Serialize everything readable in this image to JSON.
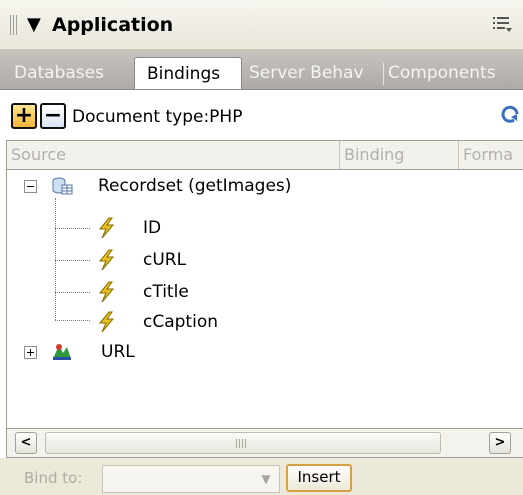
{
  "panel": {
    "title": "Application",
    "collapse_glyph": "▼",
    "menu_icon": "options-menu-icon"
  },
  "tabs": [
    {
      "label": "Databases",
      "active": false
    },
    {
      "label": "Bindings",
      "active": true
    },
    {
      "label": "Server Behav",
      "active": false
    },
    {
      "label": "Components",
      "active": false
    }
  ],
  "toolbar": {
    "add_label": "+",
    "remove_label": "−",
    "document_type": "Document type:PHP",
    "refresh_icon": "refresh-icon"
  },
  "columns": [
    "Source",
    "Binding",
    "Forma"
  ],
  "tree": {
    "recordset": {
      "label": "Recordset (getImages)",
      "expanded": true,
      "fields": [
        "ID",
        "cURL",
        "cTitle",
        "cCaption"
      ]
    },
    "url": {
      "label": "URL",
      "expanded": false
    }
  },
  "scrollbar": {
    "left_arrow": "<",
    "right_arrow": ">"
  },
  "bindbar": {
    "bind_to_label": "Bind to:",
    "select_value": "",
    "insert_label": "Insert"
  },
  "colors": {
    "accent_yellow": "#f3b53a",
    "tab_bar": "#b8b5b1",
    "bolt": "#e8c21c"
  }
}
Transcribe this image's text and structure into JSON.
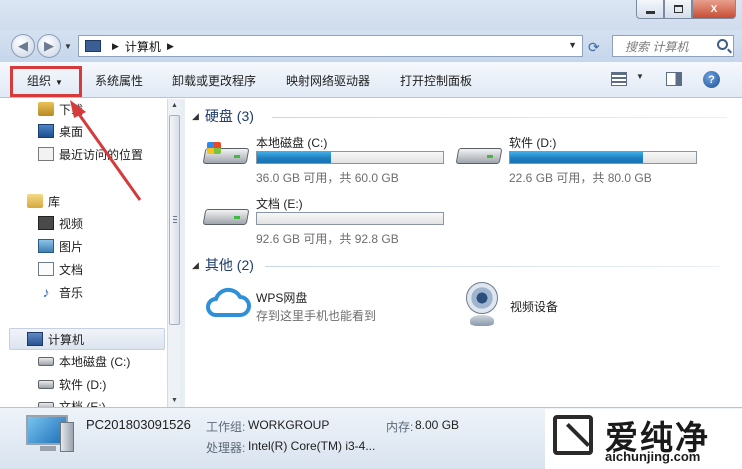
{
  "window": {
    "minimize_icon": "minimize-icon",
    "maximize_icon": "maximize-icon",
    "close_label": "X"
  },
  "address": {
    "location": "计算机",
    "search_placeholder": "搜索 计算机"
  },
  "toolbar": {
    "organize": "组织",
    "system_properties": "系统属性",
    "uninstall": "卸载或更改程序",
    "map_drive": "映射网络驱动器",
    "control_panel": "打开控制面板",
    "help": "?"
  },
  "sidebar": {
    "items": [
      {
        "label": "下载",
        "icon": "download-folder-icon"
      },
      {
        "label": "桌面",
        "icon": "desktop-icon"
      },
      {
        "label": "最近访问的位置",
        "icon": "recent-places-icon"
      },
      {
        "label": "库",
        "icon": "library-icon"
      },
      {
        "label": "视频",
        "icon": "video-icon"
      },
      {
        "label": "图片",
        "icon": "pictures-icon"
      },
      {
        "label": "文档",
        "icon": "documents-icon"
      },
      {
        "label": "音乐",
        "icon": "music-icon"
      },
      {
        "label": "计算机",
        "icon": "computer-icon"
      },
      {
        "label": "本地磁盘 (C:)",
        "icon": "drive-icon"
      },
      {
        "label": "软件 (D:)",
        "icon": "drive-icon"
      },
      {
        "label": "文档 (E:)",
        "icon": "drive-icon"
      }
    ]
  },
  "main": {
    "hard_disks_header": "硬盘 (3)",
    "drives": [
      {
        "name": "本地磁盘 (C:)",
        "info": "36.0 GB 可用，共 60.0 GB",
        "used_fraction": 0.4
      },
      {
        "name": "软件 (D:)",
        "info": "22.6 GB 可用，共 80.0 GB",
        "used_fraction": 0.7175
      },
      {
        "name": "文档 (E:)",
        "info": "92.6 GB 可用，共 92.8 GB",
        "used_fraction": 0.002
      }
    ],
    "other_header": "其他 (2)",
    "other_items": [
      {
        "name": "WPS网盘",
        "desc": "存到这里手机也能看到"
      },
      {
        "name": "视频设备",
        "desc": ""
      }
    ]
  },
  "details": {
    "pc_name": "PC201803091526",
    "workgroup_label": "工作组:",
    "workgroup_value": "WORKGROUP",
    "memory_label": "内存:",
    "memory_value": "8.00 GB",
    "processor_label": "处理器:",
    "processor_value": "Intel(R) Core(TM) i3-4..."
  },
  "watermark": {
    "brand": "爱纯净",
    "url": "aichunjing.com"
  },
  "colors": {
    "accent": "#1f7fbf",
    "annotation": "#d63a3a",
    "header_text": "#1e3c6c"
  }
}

- - - - - - -

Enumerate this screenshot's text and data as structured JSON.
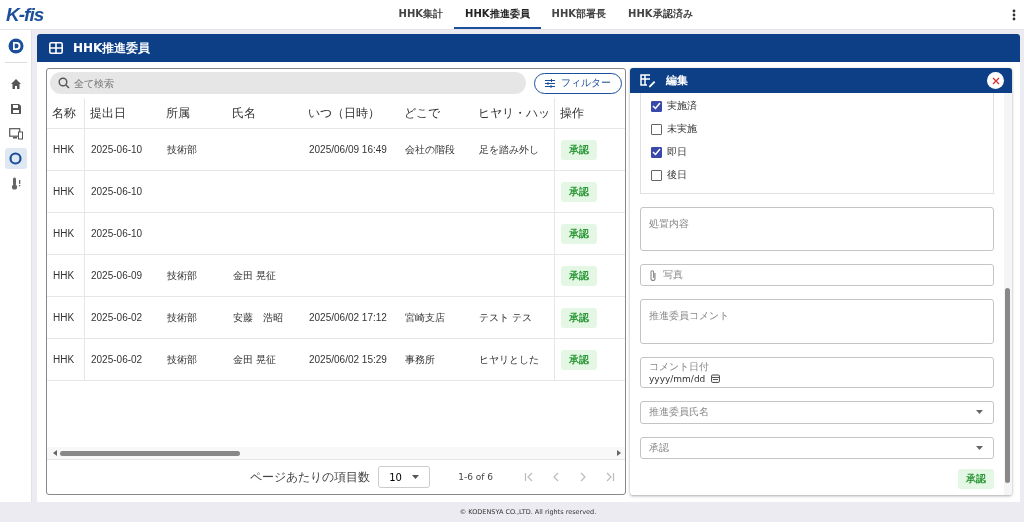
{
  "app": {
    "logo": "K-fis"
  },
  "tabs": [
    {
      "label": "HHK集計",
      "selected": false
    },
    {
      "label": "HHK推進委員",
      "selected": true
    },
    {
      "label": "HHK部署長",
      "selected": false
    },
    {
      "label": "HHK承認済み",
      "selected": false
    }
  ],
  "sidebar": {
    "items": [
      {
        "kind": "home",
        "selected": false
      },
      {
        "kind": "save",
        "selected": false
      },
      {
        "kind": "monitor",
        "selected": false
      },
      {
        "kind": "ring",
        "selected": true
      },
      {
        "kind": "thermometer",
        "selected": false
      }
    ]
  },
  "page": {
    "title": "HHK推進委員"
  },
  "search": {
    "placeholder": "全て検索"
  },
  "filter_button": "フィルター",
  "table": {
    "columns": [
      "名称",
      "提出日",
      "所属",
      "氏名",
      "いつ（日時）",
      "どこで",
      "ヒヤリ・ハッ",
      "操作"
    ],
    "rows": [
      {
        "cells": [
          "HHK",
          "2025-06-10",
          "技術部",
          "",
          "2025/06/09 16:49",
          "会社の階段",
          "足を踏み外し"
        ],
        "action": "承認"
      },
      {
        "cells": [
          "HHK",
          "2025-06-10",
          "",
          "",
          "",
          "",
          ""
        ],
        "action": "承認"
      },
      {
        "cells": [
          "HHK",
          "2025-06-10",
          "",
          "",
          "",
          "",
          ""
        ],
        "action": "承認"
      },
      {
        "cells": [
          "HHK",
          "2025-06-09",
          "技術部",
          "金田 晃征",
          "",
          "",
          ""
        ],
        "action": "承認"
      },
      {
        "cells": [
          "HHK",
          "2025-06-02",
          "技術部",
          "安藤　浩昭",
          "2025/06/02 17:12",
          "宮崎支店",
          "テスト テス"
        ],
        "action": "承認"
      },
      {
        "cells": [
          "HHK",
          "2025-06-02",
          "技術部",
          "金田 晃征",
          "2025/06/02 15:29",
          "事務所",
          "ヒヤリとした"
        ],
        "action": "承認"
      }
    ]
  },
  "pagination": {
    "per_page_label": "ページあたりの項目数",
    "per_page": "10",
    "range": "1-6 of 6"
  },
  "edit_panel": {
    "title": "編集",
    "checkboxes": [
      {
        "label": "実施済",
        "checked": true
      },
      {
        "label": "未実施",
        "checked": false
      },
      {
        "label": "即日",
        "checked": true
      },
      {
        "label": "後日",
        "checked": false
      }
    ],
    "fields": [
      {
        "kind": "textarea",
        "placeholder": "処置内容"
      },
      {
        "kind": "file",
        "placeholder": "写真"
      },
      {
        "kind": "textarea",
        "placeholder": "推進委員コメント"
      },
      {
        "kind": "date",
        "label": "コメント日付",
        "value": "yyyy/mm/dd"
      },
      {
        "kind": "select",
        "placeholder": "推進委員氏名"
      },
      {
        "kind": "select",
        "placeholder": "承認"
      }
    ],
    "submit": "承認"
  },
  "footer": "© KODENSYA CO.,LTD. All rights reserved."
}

- - - - - - -

◆ Given task ◆
Return each line of the listing that holds the string "true".

◆ Result ◆
      "active": true
      "expanded": true,
      "selected": true
        "selected": true
        "checked": true
        "checked": true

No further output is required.